→ GIVEN EXERCISE
Every line that contains the word "Obstacle" should be copied out.
───── GIVEN RECORDS ─────
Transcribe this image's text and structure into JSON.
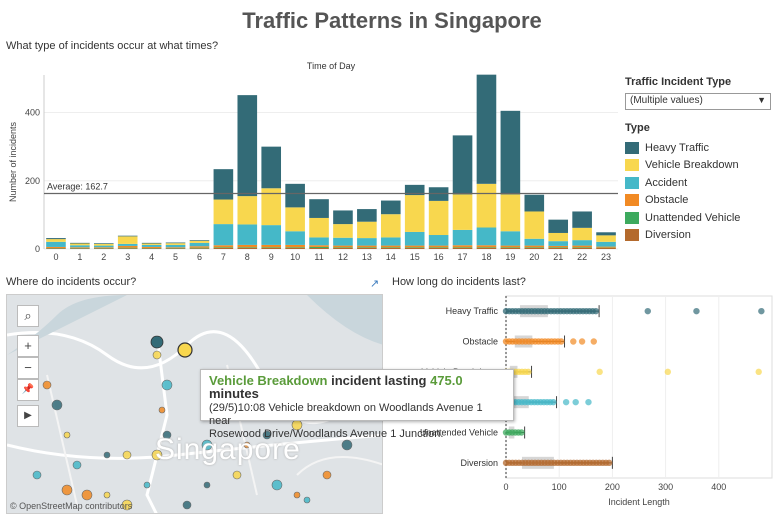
{
  "title": "Traffic Patterns in Singapore",
  "sections": {
    "top": "What type of incidents occur at what times?",
    "map": "Where do incidents occur?",
    "duration": "How long do incidents last?"
  },
  "filter": {
    "label": "Traffic Incident Type",
    "value": "(Multiple values)",
    "arrow": "▼"
  },
  "legend": {
    "title": "Type",
    "items": [
      {
        "name": "Heavy Traffic",
        "color": "#336b77"
      },
      {
        "name": "Vehicle Breakdown",
        "color": "#f8d74e"
      },
      {
        "name": "Accident",
        "color": "#45b8c8"
      },
      {
        "name": "Obstacle",
        "color": "#f18a24"
      },
      {
        "name": "Unattended Vehicle",
        "color": "#3daa5e"
      },
      {
        "name": "Diversion",
        "color": "#b46a2d"
      }
    ]
  },
  "map": {
    "city_label": "Singapore",
    "credit": "© OpenStreetMap contributors",
    "controls": [
      "⌕",
      "+",
      "−",
      "📌",
      "▶"
    ]
  },
  "tooltip": {
    "type": "Vehicle Breakdown",
    "mid": " incident lasting ",
    "value": "475.0",
    "unit": " minutes",
    "line1": "(29/5)10:08 Vehicle breakdown on Woodlands Avenue 1 near",
    "line2": "Rosewood Drive/Woodlands Avenue 1 Junction."
  },
  "chart_data": [
    {
      "type": "bar",
      "title": "Time of Day",
      "ylabel": "Number of incidents",
      "ylim": [
        0,
        510
      ],
      "yticks": [
        0,
        200,
        400
      ],
      "categories": [
        "0",
        "1",
        "2",
        "3",
        "4",
        "5",
        "6",
        "7",
        "8",
        "9",
        "10",
        "11",
        "12",
        "13",
        "14",
        "15",
        "16",
        "17",
        "18",
        "19",
        "20",
        "21",
        "22",
        "23"
      ],
      "series": [
        {
          "name": "Diversion",
          "values": [
            2,
            2,
            2,
            2,
            2,
            2,
            2,
            3,
            3,
            3,
            3,
            3,
            3,
            3,
            3,
            3,
            3,
            3,
            3,
            3,
            3,
            3,
            3,
            3
          ]
        },
        {
          "name": "Unattended Vehicle",
          "values": [
            1,
            1,
            1,
            2,
            1,
            1,
            2,
            2,
            2,
            2,
            2,
            3,
            2,
            2,
            2,
            2,
            2,
            2,
            2,
            2,
            2,
            2,
            2,
            1
          ]
        },
        {
          "name": "Obstacle",
          "values": [
            3,
            2,
            2,
            5,
            3,
            2,
            4,
            6,
            7,
            7,
            7,
            5,
            5,
            5,
            5,
            5,
            5,
            6,
            6,
            5,
            5,
            4,
            5,
            3
          ]
        },
        {
          "name": "Accident",
          "values": [
            15,
            6,
            5,
            6,
            6,
            7,
            10,
            62,
            60,
            58,
            40,
            23,
            23,
            22,
            24,
            40,
            31,
            45,
            52,
            42,
            20,
            14,
            16,
            14
          ]
        },
        {
          "name": "Vehicle Breakdown",
          "values": [
            8,
            5,
            5,
            22,
            4,
            5,
            6,
            72,
            83,
            108,
            70,
            57,
            40,
            48,
            68,
            108,
            100,
            104,
            128,
            108,
            80,
            24,
            36,
            19
          ]
        },
        {
          "name": "Heavy Traffic",
          "values": [
            3,
            2,
            2,
            2,
            2,
            2,
            2,
            89,
            296,
            122,
            69,
            55,
            40,
            37,
            40,
            30,
            40,
            173,
            320,
            245,
            49,
            39,
            48,
            9
          ]
        }
      ],
      "reference_line": {
        "label": "Average: 162.7",
        "value": 162.7
      }
    },
    {
      "type": "scatter",
      "xlabel": "Incident Length",
      "xlim": [
        0,
        500
      ],
      "xticks": [
        0,
        100,
        200,
        300,
        400
      ],
      "categories": [
        "Heavy Traffic",
        "Obstacle",
        "Vehicle Breakdown",
        "Accident",
        "Unattended Vehicle",
        "Diversion"
      ],
      "boxplots": [
        {
          "name": "Heavy Traffic",
          "whisker_high": 175,
          "max_outlier": 480
        },
        {
          "name": "Obstacle",
          "whisker_high": 110,
          "max_outlier": 165
        },
        {
          "name": "Vehicle Breakdown",
          "whisker_high": 48,
          "max_outlier": 475
        },
        {
          "name": "Accident",
          "whisker_high": 95,
          "max_outlier": 155
        },
        {
          "name": "Unattended Vehicle",
          "whisker_high": 35,
          "max_outlier": 35
        },
        {
          "name": "Diversion",
          "whisker_high": 200,
          "max_outlier": 200
        }
      ]
    }
  ]
}
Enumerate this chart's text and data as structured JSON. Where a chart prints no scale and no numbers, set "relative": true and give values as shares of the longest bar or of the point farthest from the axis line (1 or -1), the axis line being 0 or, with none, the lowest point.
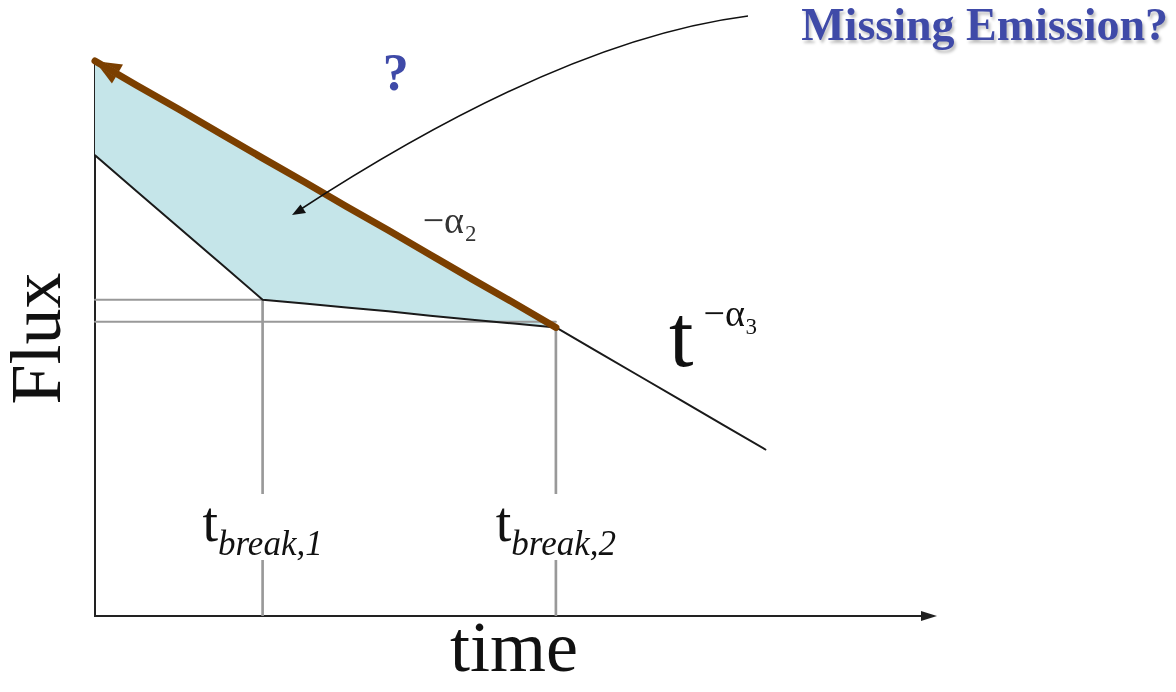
{
  "chart_data": {
    "type": "line",
    "title": "Missing Emission?",
    "xlabel": "time",
    "ylabel": "Flux",
    "relative": true,
    "categories": [
      null,
      null,
      null,
      null,
      "t$_{break,1}$",
      null,
      null,
      null,
      null,
      null,
      null,
      "t$_{break,2}$",
      null,
      null,
      null,
      null,
      null,
      null,
      null,
      null,
      null
    ],
    "series": [
      {
        "color": "#999999",
        "values": [
          0.57,
          0.57,
          0.57,
          0.57,
          0.57,
          null,
          null,
          null,
          null,
          null,
          null,
          null,
          null,
          null,
          null,
          null,
          null,
          null,
          null,
          null,
          null
        ]
      },
      {
        "color": "#999999",
        "values": [
          0.53,
          0.53,
          0.53,
          0.53,
          0.53,
          0.53,
          0.53,
          0.53,
          0.53,
          0.53,
          0.53,
          0.53,
          null,
          null,
          null,
          null,
          null,
          null,
          null,
          null,
          null
        ]
      },
      {
        "type": "bar",
        "color": "#999999",
        "values": [
          null,
          null,
          null,
          null,
          0.57,
          null,
          null,
          null,
          null,
          null,
          null,
          0.52,
          null,
          null,
          null,
          null,
          null,
          null,
          null,
          null,
          null
        ]
      },
      {
        "color": "#1a1a1a",
        "values": [
          0.83,
          0.765,
          0.7,
          0.635,
          0.57,
          0.563,
          0.556,
          0.549,
          0.541,
          0.534,
          0.527,
          0.52,
          0.476,
          0.432,
          0.388,
          0.344,
          0.3,
          null,
          null,
          null,
          null
        ]
      },
      {
        "color": "#7b3f00",
        "values": [
          1,
          0.956,
          0.913,
          0.869,
          0.825,
          0.782,
          0.738,
          0.695,
          0.651,
          0.607,
          0.564,
          0.52,
          null,
          null,
          null,
          null,
          null,
          null,
          null,
          null,
          null
        ],
        "lower": [
          0.83,
          0.765,
          0.7,
          0.635,
          0.57,
          0.563,
          0.556,
          0.549,
          0.541,
          0.534,
          0.527,
          0.52,
          null,
          null,
          null,
          null,
          null,
          null,
          null,
          null,
          null
        ],
        "upper": [
          1,
          0.956,
          0.913,
          0.869,
          0.825,
          0.782,
          0.738,
          0.695,
          0.651,
          0.607,
          0.564,
          0.52,
          null,
          null,
          null,
          null,
          null,
          null,
          null,
          null,
          null
        ]
      }
    ],
    "annotations": [
      "?",
      "t$^{−α₃}$",
      "−α₂"
    ]
  }
}
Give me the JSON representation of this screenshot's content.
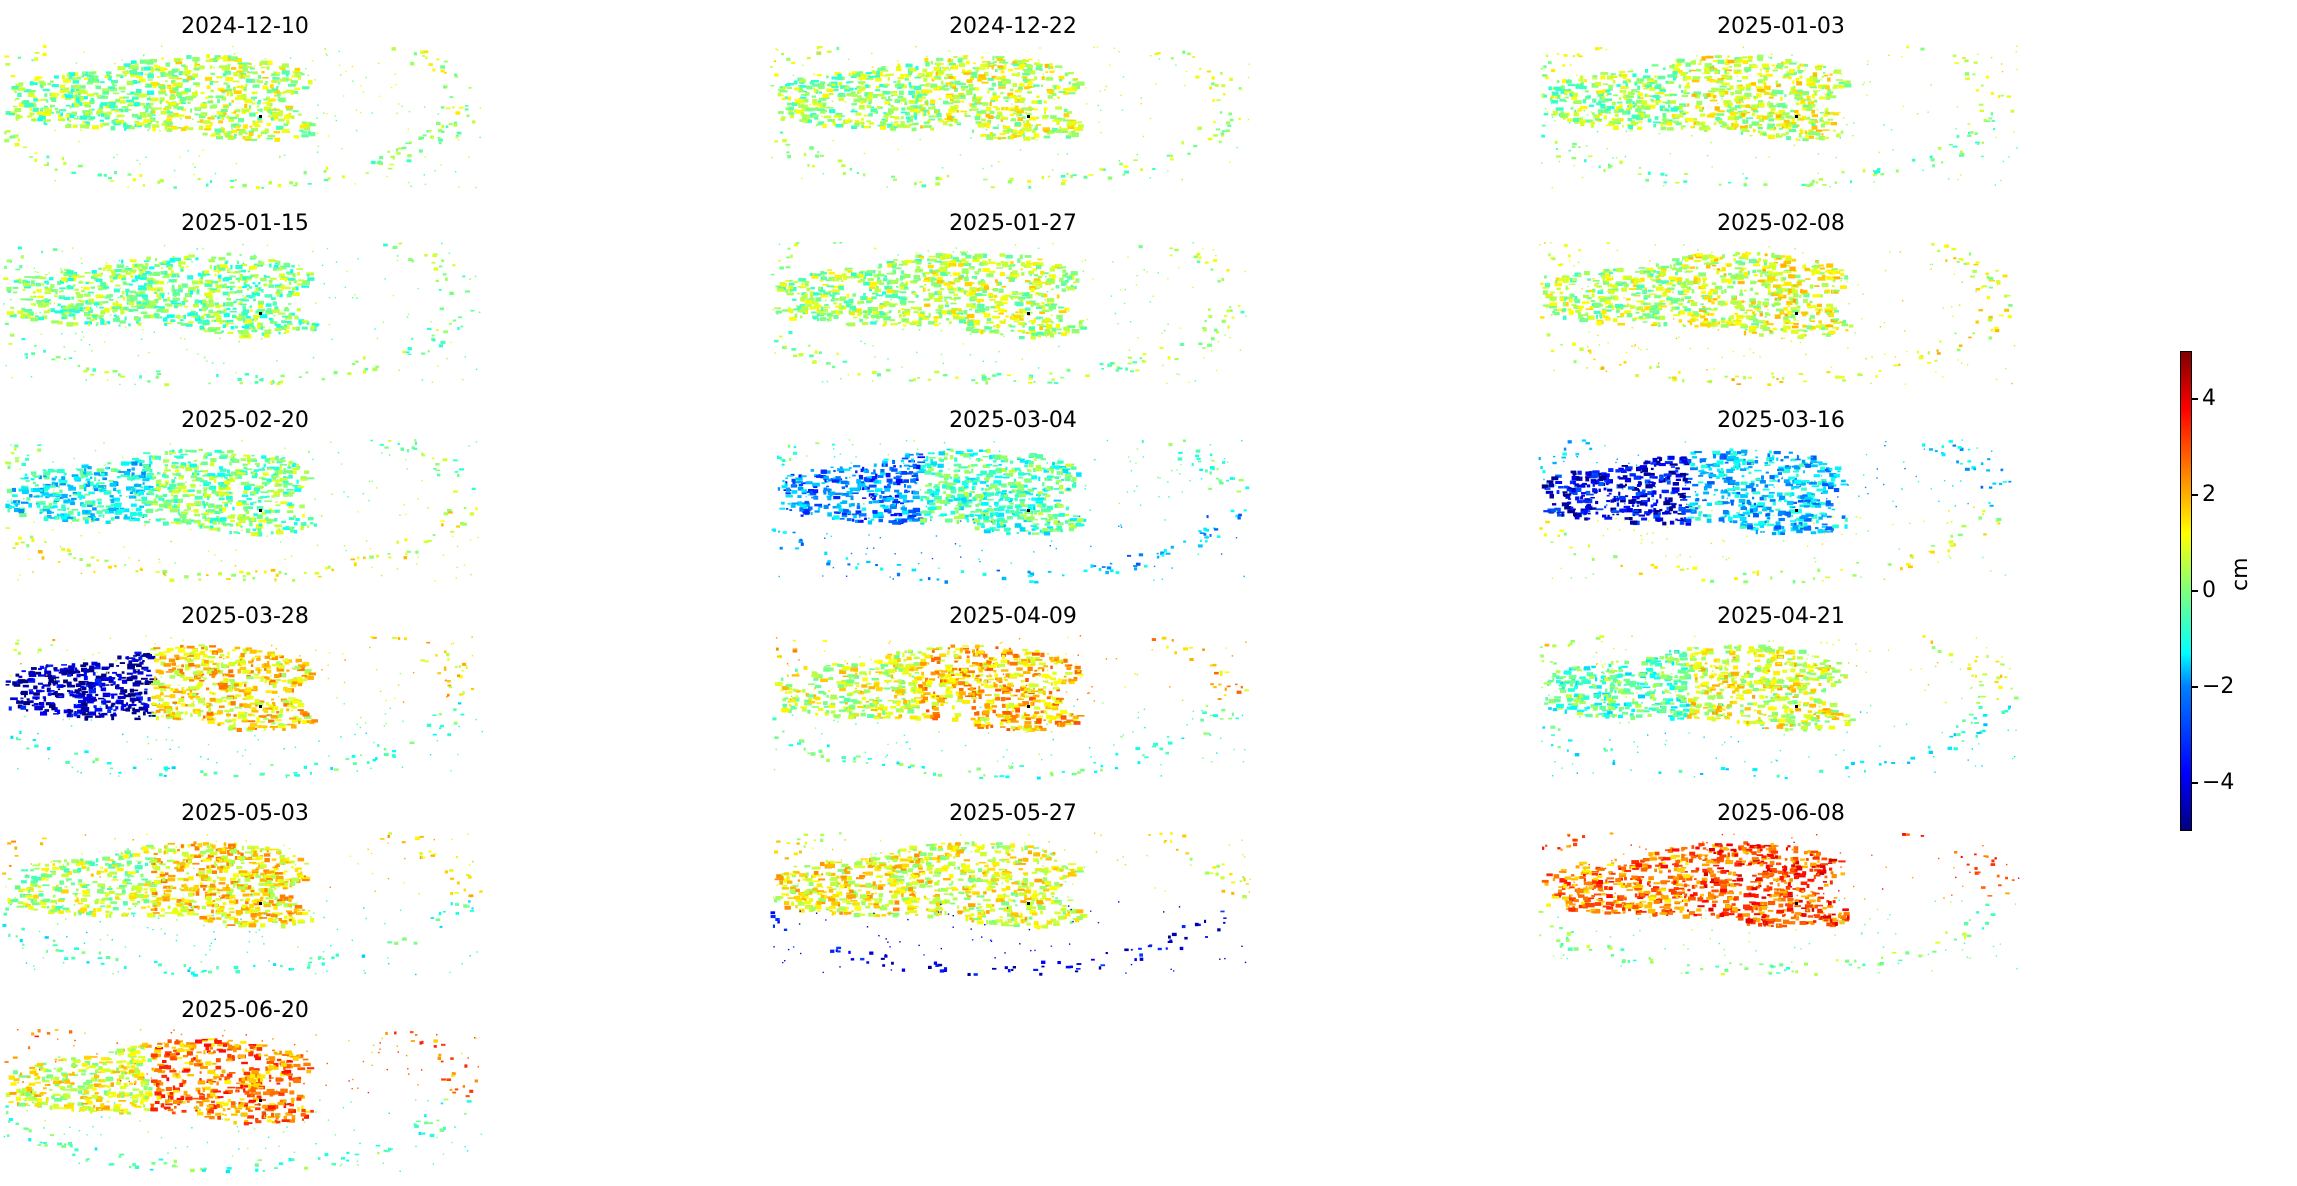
{
  "chart_data": {
    "type": "heatmap",
    "title": "",
    "panels": [
      {
        "date": "2024-12-10",
        "tint": [
          0.1,
          0.6,
          0.2
        ]
      },
      {
        "date": "2024-12-22",
        "tint": [
          0.2,
          0.7,
          0.3
        ]
      },
      {
        "date": "2025-01-03",
        "tint": [
          0.3,
          0.8,
          0.0
        ]
      },
      {
        "date": "2025-01-15",
        "tint": [
          0.0,
          0.0,
          0.0
        ]
      },
      {
        "date": "2025-01-27",
        "tint": [
          0.3,
          0.6,
          0.2
        ]
      },
      {
        "date": "2025-02-08",
        "tint": [
          0.5,
          0.9,
          1.2
        ]
      },
      {
        "date": "2025-02-20",
        "tint": [
          -1.2,
          0.0,
          1.0
        ]
      },
      {
        "date": "2025-03-04",
        "tint": [
          -2.5,
          -0.5,
          -2.0
        ]
      },
      {
        "date": "2025-03-16",
        "tint": [
          -4.0,
          -1.8,
          0.8
        ]
      },
      {
        "date": "2025-03-28",
        "tint": [
          -4.5,
          1.5,
          -0.8
        ]
      },
      {
        "date": "2025-04-09",
        "tint": [
          0.8,
          1.8,
          -0.5
        ]
      },
      {
        "date": "2025-04-21",
        "tint": [
          -0.5,
          1.0,
          -1.0
        ]
      },
      {
        "date": "2025-05-03",
        "tint": [
          0.5,
          1.5,
          -0.8
        ]
      },
      {
        "date": "2025-05-27",
        "tint": [
          1.2,
          1.0,
          -4.0
        ]
      },
      {
        "date": "2025-06-08",
        "tint": [
          2.5,
          3.0,
          0.0
        ]
      },
      {
        "date": "2025-06-20",
        "tint": [
          1.0,
          2.5,
          -0.5
        ]
      }
    ],
    "colorbar": {
      "label": "cm",
      "range": [
        -5,
        5
      ],
      "ticks": [
        "4",
        "2",
        "0",
        "−2",
        "−4"
      ],
      "tick_values": [
        4,
        2,
        0,
        -2,
        -4
      ],
      "colormap": "jet"
    },
    "grid": false,
    "legend": "none"
  }
}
─────
→ FINAL ANSWER
        "name": "Obstacle",
          "name": "Obstacle",
        "Obstacle",
          "name": "Obstacle",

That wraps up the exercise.